Required tasks -
• 1. List every abbreviation used in the distraction osteogenesis passage, not counting "et al."
• 2. Rewrite the distraction osteogenesis passage from "In addition to" up to and including "the consolidation phase.", switching "FWB" to "full weight-bearing" everywhere it occurs.
• 3. Pick up the distraction osteogenesis passage after its last sentence and continue writing it.
#### Text shown ####
Pixel value ratio measurements from digital radiographs have been previously used to measure the progression of callus during distraction osteogenesis with intramedullary lengthening nails.23 Vulcano et al. utilising pixel density ratio (PDR) measurements determined that bone healing was achieved at a mean PDR of 0.9.24 They determined that this value was attained on the average, after 8.5 weeks of consolidation. In our study, the mean PVR at the time of clinically and radiologically determined full weight-bearing was 0.94. This is comparable to the findings by Vulcano et al. despite differences in calculation methods. They only utilised the pixel density of the distal cortex adjacent to the regenerate in their determination of the pixel density ratio. We utilised the mean pixel value of the adjacent proximal and distal cortices in determining the PVR. We felt that measuring both areas would give a more accurate evaluation of the regenerate healing. This raises an interesting question. In determining the PVR, does utilisation of only the distal cortex correlate well with values derived from the mean of the proximal and distal cortices? This will certainly be useful in situations where there is significant soft tissue overlap.

In addition to the calculation methods, our study differed from Vulcano et al. with regards to the reference point for FWB. We determined that FWB was possible at 125 days (approximately 18 weeks) following the commencement of distraction, whereas Vulcano et al. achieved FWB 8.5 weeks following the completion of distraction. It is therefore difficult to compare these two studies based on the duration of regenerate bone healing times since different time points were used as reference. We chose to use the time from the commencement of distraction because we felt that the healing process commences immediately following the osteotomy and continues through the distraction phase to the end of the consolidation phase.
#### Material shown ####
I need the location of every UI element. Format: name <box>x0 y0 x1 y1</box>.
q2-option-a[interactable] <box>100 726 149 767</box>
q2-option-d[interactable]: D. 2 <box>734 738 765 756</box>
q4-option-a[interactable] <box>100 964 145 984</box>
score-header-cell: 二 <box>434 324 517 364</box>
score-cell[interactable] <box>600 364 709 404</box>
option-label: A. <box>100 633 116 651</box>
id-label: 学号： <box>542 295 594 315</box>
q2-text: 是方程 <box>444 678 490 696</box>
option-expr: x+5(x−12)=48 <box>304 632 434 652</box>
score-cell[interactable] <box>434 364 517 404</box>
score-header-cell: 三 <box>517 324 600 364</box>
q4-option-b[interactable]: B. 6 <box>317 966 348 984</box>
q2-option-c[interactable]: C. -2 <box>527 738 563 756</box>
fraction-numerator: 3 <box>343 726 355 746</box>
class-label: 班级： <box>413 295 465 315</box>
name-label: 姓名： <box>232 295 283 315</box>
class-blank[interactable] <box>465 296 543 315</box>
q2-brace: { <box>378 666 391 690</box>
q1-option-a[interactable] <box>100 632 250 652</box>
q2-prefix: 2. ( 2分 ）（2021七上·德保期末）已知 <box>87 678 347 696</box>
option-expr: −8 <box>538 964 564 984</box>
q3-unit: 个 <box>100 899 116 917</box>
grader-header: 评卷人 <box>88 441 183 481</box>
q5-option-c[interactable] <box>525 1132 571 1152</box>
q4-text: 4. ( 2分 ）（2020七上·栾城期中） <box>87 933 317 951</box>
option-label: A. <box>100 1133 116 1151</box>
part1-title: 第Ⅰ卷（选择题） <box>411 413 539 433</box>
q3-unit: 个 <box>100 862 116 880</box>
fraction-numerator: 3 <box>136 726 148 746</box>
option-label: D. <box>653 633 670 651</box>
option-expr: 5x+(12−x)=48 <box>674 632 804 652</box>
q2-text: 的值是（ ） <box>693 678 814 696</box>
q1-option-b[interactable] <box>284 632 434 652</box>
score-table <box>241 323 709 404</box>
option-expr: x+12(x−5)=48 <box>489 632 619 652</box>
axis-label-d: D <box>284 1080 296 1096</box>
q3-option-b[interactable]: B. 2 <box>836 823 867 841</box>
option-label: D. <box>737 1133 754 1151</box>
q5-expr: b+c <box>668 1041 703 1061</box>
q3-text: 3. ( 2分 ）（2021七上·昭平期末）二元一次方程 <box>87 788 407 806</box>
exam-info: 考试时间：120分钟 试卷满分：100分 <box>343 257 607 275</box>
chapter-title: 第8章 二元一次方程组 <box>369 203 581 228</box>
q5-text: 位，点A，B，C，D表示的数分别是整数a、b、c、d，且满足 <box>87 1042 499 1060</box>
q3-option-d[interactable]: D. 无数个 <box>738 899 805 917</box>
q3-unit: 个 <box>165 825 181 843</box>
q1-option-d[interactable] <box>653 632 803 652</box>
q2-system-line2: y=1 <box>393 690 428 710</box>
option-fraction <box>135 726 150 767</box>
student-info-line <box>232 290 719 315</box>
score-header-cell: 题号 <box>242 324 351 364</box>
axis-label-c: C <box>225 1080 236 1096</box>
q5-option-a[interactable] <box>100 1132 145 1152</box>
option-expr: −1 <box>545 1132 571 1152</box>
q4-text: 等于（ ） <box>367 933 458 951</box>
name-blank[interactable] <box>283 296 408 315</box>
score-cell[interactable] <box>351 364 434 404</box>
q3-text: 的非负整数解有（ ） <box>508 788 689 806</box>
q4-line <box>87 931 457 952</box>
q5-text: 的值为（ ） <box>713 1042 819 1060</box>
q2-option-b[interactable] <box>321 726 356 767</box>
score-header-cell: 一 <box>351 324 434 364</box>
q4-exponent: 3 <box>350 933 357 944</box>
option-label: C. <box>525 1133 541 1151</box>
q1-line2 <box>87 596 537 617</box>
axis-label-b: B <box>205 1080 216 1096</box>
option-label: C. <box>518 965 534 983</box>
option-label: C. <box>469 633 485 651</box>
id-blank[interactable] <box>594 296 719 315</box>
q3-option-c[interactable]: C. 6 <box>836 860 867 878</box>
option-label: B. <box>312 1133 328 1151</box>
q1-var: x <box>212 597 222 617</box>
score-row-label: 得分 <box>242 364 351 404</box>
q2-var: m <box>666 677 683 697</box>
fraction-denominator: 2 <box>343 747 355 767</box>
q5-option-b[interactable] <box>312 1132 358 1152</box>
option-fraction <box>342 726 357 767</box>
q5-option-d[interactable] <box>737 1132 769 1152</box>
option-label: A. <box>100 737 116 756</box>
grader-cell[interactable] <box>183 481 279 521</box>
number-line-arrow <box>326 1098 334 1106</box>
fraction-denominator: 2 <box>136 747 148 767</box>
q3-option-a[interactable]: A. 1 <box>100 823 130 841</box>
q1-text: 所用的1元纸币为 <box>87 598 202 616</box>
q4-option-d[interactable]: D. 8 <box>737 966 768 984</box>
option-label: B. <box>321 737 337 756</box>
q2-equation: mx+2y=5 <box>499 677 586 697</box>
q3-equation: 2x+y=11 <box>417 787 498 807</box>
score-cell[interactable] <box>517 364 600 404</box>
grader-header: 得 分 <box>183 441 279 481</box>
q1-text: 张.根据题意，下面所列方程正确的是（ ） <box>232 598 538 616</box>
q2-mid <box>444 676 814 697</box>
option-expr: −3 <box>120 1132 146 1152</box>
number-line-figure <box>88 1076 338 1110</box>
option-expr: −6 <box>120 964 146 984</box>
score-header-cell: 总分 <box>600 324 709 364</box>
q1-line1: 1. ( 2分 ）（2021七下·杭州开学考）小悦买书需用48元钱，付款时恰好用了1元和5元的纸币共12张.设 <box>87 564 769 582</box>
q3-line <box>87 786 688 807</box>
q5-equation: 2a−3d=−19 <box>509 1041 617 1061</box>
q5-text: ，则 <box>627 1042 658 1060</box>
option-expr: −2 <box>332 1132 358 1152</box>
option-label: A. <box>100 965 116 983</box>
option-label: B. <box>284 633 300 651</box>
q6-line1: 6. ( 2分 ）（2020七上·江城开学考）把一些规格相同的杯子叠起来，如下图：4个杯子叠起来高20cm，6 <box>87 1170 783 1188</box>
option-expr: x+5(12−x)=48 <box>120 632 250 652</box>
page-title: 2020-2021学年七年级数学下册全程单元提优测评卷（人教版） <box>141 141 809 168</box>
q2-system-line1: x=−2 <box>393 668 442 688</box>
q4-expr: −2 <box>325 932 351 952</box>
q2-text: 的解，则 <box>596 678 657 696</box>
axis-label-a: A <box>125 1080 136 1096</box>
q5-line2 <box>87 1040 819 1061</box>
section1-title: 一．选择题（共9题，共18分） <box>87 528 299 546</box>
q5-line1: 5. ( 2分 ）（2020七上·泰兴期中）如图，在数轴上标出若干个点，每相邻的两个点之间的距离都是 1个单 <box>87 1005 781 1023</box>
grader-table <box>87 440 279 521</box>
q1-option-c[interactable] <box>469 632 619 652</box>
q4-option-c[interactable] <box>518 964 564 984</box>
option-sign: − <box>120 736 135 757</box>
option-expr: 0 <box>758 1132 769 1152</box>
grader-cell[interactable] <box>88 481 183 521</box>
####
Expected results -
• 1. PDR, PVR, FWB

• 2.
In addition to the calculation methods, our study differed from Vulcano et al. with regards to the reference point for full weight-bearing. We determined that full weight-bearing was possible at 125 days (approximately 18 weeks) following the commencement of distraction, whereas Vulcano et al. achieved full weight-bearing 8.5 weeks following the completion of distraction. It is therefore difficult to compare these two studies based on the duration of regenerate bone healing times since different time points were used as reference. We chose to use the time from the commencement of distraction because we felt that the healing process commences immediately following the osteotomy and continues through the distraction phase to the end of the consolidation phase.

• 3.
There are several limitations to this study. There were no recorded cases of hardware failure or fractures in this series of patients. While this is good from the patient perspective, it does not allow us to determine if similar outcomes would have been possible if weight-bearing had commenced earlier and with a smaller PVR. In other words, the PVR we found may be overly conservative, but it seems to ensure a positive patient result. There may be a threshold where a smaller PVR value would allow a safe return to FWB sooner but we were not able to calculate it. Similarly, because the consolidation radiographs were obtained on a monthly rather than weekly basis, there was an increased gap of time between measurements. This affected how precise the PVR recommendations could be. It may be that the true threshold for safe weight-bearing is a slightly smaller PVR value than we are reporting. We also did not carry out inter- and intraobserver studies as Zhao et al. had previously demonstrated a good correlation with PVR measurements.22 A final limitation of this procedure is the effect of soft tissue overlap in the region of interest on the radiographs. We were careful to try to eliminate any measurements where there was soft tissue overlap but this occurrence has the potential to alter the pixel density and eventually the PVR measurement.24

In summary, the pixel value assesses the density of bone in pixels. It can be used to assess healing of regenerate bone by comparing its density to that of adjacent bone. As the density of the regenerate bone improves with healing, its pixel value approaches that of the normal adjacent bone. At the time of FWB in this study, three out of the four cortices had attained a PVR of at least 0.93. We propose that this can be used as a guide to the commencement of FWB in patients undergoing intramedullary lengthening. Measurement of the pixel densities using the “ROI” tool in PACS from two cortices of a single digital X-ray is a rapid process which can be accomplished in just a few minutes. Perhaps, incorporating the formula for calculating the PVR from pixel density measurements into one of the current smartphone applications available for deformity analysis can further simplify the process. We believe that the PVR can be a practical option during routine follow-up visits, for an objective and reproducible method of determining the extent of regenerate bone healing and when it is safe to commence FWB.